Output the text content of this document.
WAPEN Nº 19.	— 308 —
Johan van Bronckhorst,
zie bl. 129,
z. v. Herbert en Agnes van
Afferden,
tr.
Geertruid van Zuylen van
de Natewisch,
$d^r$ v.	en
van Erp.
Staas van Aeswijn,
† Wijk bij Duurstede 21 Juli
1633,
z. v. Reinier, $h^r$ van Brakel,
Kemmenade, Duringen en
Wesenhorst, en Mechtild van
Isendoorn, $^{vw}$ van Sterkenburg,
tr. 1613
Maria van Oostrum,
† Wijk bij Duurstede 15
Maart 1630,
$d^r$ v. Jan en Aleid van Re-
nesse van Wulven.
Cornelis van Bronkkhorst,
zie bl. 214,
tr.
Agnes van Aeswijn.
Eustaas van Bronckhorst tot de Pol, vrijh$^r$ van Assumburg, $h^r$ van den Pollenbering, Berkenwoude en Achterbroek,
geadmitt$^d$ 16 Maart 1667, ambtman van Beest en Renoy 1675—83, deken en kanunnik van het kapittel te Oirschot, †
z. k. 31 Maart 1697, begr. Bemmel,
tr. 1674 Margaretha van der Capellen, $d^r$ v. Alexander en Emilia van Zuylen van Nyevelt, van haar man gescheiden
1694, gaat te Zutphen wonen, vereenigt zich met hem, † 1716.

PROBLEM REQUIREMENTS -
Retype the whole listing, matching it exactly.

RESULT FOR THIS TASK -
Output the text content of this document.
WAPEN Nº 19.	— 308 —
Johan van Bronckhorst,
zie bl. 129,
z. v. Herbert en Agnes van
Afferden,
tr.
Geertruid van Zuylen van
de Natewisch,
$d^r$ v.	en
van Erp.
Staas van Aeswijn,
† Wijk bij Duurstede 21 Juli
1633,
z. v. Reinier, $h^r$ van Brakel,
Kemmenade, Duringen en
Wesenhorst, en Mechtild van
Isendoorn, $^{vw}$ van Sterkenburg,
tr. 1613
Maria van Oostrum,
† Wijk bij Duurstede 15
Maart 1630,
$d^r$ v. Jan en Aleid van Re-
nesse van Wulven.
Cornelis van Bronkkhorst,
zie bl. 214,
tr.
Agnes van Aeswijn.
Eustaas van Bronckhorst tot de Pol, vrijh$^r$ van Assumburg, $h^r$ van den Pollenbering, Berkenwoude en Achterbroek,
geadmitt$^d$ 16 Maart 1667, ambtman van Beest en Renoy 1675—83, deken en kanunnik van het kapittel te Oirschot, †
z. k. 31 Maart 1697, begr. Bemmel,
tr. 1674 Margaretha van der Capellen, $d^r$ v. Alexander en Emilia van Zuylen van Nyevelt, van haar man gescheiden
1694, gaat te Zutphen wonen, vereenigt zich met hem, † 1716.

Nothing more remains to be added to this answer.